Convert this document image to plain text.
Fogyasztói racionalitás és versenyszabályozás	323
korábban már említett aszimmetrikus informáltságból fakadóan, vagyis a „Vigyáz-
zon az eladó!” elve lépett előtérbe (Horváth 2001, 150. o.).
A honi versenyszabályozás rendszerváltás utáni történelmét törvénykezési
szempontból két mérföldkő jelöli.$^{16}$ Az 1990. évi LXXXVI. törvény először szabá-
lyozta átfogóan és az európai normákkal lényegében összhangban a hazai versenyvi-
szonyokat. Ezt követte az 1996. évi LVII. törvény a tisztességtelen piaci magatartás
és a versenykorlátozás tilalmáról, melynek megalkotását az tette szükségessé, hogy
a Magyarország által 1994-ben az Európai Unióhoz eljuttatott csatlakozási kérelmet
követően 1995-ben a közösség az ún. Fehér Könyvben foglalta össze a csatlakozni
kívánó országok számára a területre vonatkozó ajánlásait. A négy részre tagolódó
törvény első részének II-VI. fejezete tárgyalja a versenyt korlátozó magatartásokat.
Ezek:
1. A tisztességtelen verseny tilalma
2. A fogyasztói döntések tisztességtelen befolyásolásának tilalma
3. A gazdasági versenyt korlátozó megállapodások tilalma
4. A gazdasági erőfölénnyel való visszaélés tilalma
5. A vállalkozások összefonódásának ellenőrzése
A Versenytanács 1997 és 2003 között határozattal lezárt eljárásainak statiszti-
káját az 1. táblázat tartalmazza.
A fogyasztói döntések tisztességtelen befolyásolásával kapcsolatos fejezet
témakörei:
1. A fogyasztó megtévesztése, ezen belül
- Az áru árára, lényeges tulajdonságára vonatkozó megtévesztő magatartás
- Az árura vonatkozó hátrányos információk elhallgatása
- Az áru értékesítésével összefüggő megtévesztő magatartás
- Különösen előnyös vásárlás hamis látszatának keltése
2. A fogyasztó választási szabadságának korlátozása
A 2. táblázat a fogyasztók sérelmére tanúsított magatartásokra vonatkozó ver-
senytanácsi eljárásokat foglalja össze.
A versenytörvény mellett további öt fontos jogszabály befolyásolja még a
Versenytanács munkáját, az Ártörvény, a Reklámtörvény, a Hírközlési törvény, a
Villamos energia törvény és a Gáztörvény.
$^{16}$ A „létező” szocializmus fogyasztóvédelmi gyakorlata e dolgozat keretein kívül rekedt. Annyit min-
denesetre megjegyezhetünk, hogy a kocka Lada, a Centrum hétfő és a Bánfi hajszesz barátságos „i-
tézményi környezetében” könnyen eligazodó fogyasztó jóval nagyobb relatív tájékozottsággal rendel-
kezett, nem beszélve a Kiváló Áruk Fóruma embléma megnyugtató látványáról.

------------------------------------

* EXERCISE TASK
Quote every entry exactly.

* ANSWER TO THE TASK
Convert this document image to plain text.
Fogyasztói racionalitás és versenyszabályozás	323
korábban már említett aszimmetrikus informáltságból fakadóan, vagyis a „Vigyáz-
zon az eladó!” elve lépett előtérbe (Horváth 2001, 150. o.).
A honi versenyszabályozás rendszerváltás utáni történelmét törvénykezési
szempontból két mérföldkő jelöli.$^{16}$ Az 1990. évi LXXXVI. törvény először szabá-
lyozta átfogóan és az európai normákkal lényegében összhangban a hazai versenyvi-
szonyokat. Ezt követte az 1996. évi LVII. törvény a tisztességtelen piaci magatartás
és a versenykorlátozás tilalmáról, melynek megalkotását az tette szükségessé, hogy
a Magyarország által 1994-ben az Európai Unióhoz eljuttatott csatlakozási kérelmet
követően 1995-ben a közösség az ún. Fehér Könyvben foglalta össze a csatlakozni
kívánó országok számára a területre vonatkozó ajánlásait. A négy részre tagolódó
törvény első részének II-VI. fejezete tárgyalja a versenyt korlátozó magatartásokat.
Ezek:
1. A tisztességtelen verseny tilalma
2. A fogyasztói döntések tisztességtelen befolyásolásának tilalma
3. A gazdasági versenyt korlátozó megállapodások tilalma
4. A gazdasági erőfölénnyel való visszaélés tilalma
5. A vállalkozások összefonódásának ellenőrzése
A Versenytanács 1997 és 2003 között határozattal lezárt eljárásainak statiszti-
káját az 1. táblázat tartalmazza.
A fogyasztói döntések tisztességtelen befolyásolásával kapcsolatos fejezet
témakörei:
1. A fogyasztó megtévesztése, ezen belül
- Az áru árára, lényeges tulajdonságára vonatkozó megtévesztő magatartás
- Az árura vonatkozó hátrányos információk elhallgatása
- Az áru értékesítésével összefüggő megtévesztő magatartás
- Különösen előnyös vásárlás hamis látszatának keltése
2. A fogyasztó választási szabadságának korlátozása
A 2. táblázat a fogyasztók sérelmére tanúsított magatartásokra vonatkozó ver-
senytanácsi eljárásokat foglalja össze.
A versenytörvény mellett további öt fontos jogszabály befolyásolja még a
Versenytanács munkáját, az Ártörvény, a Reklámtörvény, a Hírközlési törvény, a
Villamos energia törvény és a Gáztörvény.
$^{16}$ A „létező” szocializmus fogyasztóvédelmi gyakorlata e dolgozat keretein kívül rekedt. Annyit min-
denesetre megjegyezhetünk, hogy a kocka Lada, a Centrum hétfő és a Bánfi hajszesz barátságos „i-
tézményi környezetében” könnyen eligazodó fogyasztó jóval nagyobb relatív tájékozottsággal rendel-
kezett, nem beszélve a Kiváló Áruk Fóruma embléma megnyugtató látványáról.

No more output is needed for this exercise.